** REQUIRED WORK **
Pull every "JSON" line out of the data below.

--- start of MATERIAL FOR THIS TASK ---

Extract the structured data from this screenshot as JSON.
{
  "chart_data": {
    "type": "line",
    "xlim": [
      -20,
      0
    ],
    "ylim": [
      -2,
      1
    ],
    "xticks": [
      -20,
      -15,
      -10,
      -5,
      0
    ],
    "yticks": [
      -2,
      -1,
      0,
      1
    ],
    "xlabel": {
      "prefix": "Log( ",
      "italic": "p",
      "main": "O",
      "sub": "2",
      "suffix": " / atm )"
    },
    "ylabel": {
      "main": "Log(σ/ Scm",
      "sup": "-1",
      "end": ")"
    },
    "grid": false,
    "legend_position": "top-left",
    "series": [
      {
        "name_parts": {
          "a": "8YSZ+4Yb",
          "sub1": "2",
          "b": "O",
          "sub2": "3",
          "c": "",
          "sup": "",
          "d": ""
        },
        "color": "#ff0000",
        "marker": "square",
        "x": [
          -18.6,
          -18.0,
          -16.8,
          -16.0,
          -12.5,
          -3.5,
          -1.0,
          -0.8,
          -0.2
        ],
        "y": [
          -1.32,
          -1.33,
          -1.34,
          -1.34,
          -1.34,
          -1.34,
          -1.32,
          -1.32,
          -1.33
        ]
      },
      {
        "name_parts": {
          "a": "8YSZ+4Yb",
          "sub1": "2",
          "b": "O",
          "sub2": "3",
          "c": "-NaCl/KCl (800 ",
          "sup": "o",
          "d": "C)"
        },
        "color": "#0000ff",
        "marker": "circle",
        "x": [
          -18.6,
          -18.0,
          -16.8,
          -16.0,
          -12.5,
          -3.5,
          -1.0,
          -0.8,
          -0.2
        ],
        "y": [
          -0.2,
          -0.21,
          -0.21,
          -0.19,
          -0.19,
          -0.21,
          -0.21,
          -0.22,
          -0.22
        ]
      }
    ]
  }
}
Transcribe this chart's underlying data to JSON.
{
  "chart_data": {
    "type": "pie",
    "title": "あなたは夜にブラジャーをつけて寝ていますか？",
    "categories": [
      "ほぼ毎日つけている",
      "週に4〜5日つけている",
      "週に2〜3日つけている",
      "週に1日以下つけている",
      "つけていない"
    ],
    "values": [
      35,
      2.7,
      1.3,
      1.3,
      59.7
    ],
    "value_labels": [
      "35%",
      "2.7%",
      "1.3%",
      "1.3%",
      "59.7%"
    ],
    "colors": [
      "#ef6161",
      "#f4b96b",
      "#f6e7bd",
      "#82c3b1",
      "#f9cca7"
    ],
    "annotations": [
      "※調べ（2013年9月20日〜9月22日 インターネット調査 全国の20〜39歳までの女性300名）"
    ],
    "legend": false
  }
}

--- end of MATERIAL FOR THIS TASK ---

** RESULT OF THE TASK **
Extract the structured data from this screenshot as JSON.
Transcribe this chart's underlying data to JSON.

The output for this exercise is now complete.